Write out every entry exactly as it appears.

Chart and figure data:
——————

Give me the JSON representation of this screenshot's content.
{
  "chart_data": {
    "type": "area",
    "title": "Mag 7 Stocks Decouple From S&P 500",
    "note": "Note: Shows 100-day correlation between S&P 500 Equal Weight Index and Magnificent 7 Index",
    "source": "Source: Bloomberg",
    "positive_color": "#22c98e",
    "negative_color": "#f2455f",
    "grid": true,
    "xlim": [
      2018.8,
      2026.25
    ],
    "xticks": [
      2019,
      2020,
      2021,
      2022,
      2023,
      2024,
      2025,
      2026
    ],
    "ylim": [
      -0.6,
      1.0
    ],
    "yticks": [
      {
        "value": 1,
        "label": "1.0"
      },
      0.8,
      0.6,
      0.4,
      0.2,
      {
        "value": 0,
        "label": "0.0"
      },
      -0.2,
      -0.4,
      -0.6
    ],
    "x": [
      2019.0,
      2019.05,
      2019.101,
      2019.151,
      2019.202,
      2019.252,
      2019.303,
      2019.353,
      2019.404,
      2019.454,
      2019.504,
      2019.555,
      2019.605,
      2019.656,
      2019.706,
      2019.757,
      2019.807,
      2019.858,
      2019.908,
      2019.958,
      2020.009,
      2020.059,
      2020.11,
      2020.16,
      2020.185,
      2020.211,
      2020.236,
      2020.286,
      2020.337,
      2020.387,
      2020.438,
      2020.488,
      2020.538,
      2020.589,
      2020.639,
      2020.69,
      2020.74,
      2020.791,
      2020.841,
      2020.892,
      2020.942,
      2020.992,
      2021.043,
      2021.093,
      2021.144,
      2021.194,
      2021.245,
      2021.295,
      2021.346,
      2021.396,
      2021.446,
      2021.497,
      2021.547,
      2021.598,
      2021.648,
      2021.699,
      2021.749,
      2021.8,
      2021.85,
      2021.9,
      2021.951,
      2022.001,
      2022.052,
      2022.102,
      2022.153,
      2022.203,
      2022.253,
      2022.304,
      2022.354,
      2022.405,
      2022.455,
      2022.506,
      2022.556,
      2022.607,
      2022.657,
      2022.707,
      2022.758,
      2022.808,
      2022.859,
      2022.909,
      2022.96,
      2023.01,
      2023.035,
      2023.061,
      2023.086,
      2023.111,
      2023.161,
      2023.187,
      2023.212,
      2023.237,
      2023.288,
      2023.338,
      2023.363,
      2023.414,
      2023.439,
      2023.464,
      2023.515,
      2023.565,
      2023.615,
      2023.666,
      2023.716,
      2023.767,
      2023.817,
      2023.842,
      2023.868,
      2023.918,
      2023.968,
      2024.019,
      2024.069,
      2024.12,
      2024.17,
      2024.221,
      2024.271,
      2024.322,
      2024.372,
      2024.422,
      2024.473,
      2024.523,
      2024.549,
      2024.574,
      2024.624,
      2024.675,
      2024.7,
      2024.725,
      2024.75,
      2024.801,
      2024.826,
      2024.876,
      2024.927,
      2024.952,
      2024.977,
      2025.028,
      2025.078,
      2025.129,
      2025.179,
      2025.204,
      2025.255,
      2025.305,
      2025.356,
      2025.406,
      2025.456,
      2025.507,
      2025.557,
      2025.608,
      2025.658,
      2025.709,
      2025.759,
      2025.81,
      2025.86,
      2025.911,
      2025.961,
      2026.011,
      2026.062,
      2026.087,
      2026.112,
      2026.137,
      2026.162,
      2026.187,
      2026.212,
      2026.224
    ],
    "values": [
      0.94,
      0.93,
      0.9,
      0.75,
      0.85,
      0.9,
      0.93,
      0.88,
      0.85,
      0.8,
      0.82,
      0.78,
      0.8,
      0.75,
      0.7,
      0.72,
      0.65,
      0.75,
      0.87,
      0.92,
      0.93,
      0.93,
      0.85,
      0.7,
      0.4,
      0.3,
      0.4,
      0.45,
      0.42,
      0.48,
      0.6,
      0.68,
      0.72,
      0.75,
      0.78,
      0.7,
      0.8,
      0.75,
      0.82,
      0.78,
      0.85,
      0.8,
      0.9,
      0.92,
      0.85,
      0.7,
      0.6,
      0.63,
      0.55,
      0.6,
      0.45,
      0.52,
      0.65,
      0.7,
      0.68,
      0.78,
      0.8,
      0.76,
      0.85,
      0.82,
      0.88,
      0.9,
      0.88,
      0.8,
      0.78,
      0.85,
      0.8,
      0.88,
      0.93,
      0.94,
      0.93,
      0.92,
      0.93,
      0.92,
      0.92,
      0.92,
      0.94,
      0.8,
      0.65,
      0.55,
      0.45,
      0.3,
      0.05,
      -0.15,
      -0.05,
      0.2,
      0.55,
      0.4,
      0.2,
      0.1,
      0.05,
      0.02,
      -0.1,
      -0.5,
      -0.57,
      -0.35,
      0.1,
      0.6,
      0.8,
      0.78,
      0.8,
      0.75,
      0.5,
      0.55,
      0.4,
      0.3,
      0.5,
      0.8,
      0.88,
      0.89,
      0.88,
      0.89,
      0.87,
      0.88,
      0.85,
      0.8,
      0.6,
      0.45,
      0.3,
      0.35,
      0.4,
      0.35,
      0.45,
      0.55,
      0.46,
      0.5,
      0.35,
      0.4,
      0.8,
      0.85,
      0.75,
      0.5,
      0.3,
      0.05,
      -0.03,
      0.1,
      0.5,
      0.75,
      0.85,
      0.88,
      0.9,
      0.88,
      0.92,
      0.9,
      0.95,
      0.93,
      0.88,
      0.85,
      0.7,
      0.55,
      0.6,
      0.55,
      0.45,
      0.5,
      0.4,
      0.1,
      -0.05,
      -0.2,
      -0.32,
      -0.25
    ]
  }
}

——————

Exercise answer:
Give me the JSON representation of this screenshot's content.
{
  "chart_data": {
    "type": "area",
    "title": "Mag 7 Stocks Decouple From S&P 500",
    "note": "Note: Shows 100-day correlation between S&P 500 Equal Weight Index and Magnificent 7 Index",
    "source": "Source: Bloomberg",
    "positive_color": "#22c98e",
    "negative_color": "#f2455f",
    "grid": true,
    "xlim": [
      2018.8,
      2026.25
    ],
    "xticks": [
      2019,
      2020,
      2021,
      2022,
      2023,
      2024,
      2025,
      2026
    ],
    "ylim": [
      -0.6,
      1.0
    ],
    "yticks": [
      {
        "value": 1,
        "label": "1.0"
      },
      0.8,
      0.6,
      0.4,
      0.2,
      {
        "value": 0,
        "label": "0.0"
      },
      -0.2,
      -0.4,
      -0.6
    ],
    "x": [
      2019.0,
      2019.05,
      2019.101,
      2019.151,
      2019.202,
      2019.252,
      2019.303,
      2019.353,
      2019.404,
      2019.454,
      2019.504,
      2019.555,
      2019.605,
      2019.656,
      2019.706,
      2019.757,
      2019.807,
      2019.858,
      2019.908,
      2019.958,
      2020.009,
      2020.059,
      2020.11,
      2020.16,
      2020.185,
      2020.211,
      2020.236,
      2020.286,
      2020.337,
      2020.387,
      2020.438,
      2020.488,
      2020.538,
      2020.589,
      2020.639,
      2020.69,
      2020.74,
      2020.791,
      2020.841,
      2020.892,
      2020.942,
      2020.992,
      2021.043,
      2021.093,
      2021.144,
      2021.194,
      2021.245,
      2021.295,
      2021.346,
      2021.396,
      2021.446,
      2021.497,
      2021.547,
      2021.598,
      2021.648,
      2021.699,
      2021.749,
      2021.8,
      2021.85,
      2021.9,
      2021.951,
      2022.001,
      2022.052,
      2022.102,
      2022.153,
      2022.203,
      2022.253,
      2022.304,
      2022.354,
      2022.405,
      2022.455,
      2022.506,
      2022.556,
      2022.607,
      2022.657,
      2022.707,
      2022.758,
      2022.808,
      2022.859,
      2022.909,
      2022.96,
      2023.01,
      2023.035,
      2023.061,
      2023.086,
      2023.111,
      2023.161,
      2023.187,
      2023.212,
      2023.237,
      2023.288,
      2023.338,
      2023.363,
      2023.414,
      2023.439,
      2023.464,
      2023.515,
      2023.565,
      2023.615,
      2023.666,
      2023.716,
      2023.767,
      2023.817,
      2023.842,
      2023.868,
      2023.918,
      2023.968,
      2024.019,
      2024.069,
      2024.12,
      2024.17,
      2024.221,
      2024.271,
      2024.322,
      2024.372,
      2024.422,
      2024.473,
      2024.523,
      2024.549,
      2024.574,
      2024.624,
      2024.675,
      2024.7,
      2024.725,
      2024.75,
      2024.801,
      2024.826,
      2024.876,
      2024.927,
      2024.952,
      2024.977,
      2025.028,
      2025.078,
      2025.129,
      2025.179,
      2025.204,
      2025.255,
      2025.305,
      2025.356,
      2025.406,
      2025.456,
      2025.507,
      2025.557,
      2025.608,
      2025.658,
      2025.709,
      2025.759,
      2025.81,
      2025.86,
      2025.911,
      2025.961,
      2026.011,
      2026.062,
      2026.087,
      2026.112,
      2026.137,
      2026.162,
      2026.187,
      2026.212,
      2026.224
    ],
    "values": [
      0.94,
      0.93,
      0.9,
      0.75,
      0.85,
      0.9,
      0.93,
      0.88,
      0.85,
      0.8,
      0.82,
      0.78,
      0.8,
      0.75,
      0.7,
      0.72,
      0.65,
      0.75,
      0.87,
      0.92,
      0.93,
      0.93,
      0.85,
      0.7,
      0.4,
      0.3,
      0.4,
      0.45,
      0.42,
      0.48,
      0.6,
      0.68,
      0.72,
      0.75,
      0.78,
      0.7,
      0.8,
      0.75,
      0.82,
      0.78,
      0.85,
      0.8,
      0.9,
      0.92,
      0.85,
      0.7,
      0.6,
      0.63,
      0.55,
      0.6,
      0.45,
      0.52,
      0.65,
      0.7,
      0.68,
      0.78,
      0.8,
      0.76,
      0.85,
      0.82,
      0.88,
      0.9,
      0.88,
      0.8,
      0.78,
      0.85,
      0.8,
      0.88,
      0.93,
      0.94,
      0.93,
      0.92,
      0.93,
      0.92,
      0.92,
      0.92,
      0.94,
      0.8,
      0.65,
      0.55,
      0.45,
      0.3,
      0.05,
      -0.15,
      -0.05,
      0.2,
      0.55,
      0.4,
      0.2,
      0.1,
      0.05,
      0.02,
      -0.1,
      -0.5,
      -0.57,
      -0.35,
      0.1,
      0.6,
      0.8,
      0.78,
      0.8,
      0.75,
      0.5,
      0.55,
      0.4,
      0.3,
      0.5,
      0.8,
      0.88,
      0.89,
      0.88,
      0.89,
      0.87,
      0.88,
      0.85,
      0.8,
      0.6,
      0.45,
      0.3,
      0.35,
      0.4,
      0.35,
      0.45,
      0.55,
      0.46,
      0.5,
      0.35,
      0.4,
      0.8,
      0.85,
      0.75,
      0.5,
      0.3,
      0.05,
      -0.03,
      0.1,
      0.5,
      0.75,
      0.85,
      0.88,
      0.9,
      0.88,
      0.92,
      0.9,
      0.95,
      0.93,
      0.88,
      0.85,
      0.7,
      0.55,
      0.6,
      0.55,
      0.45,
      0.5,
      0.4,
      0.1,
      -0.05,
      -0.2,
      -0.32,
      -0.25
    ]
  }
}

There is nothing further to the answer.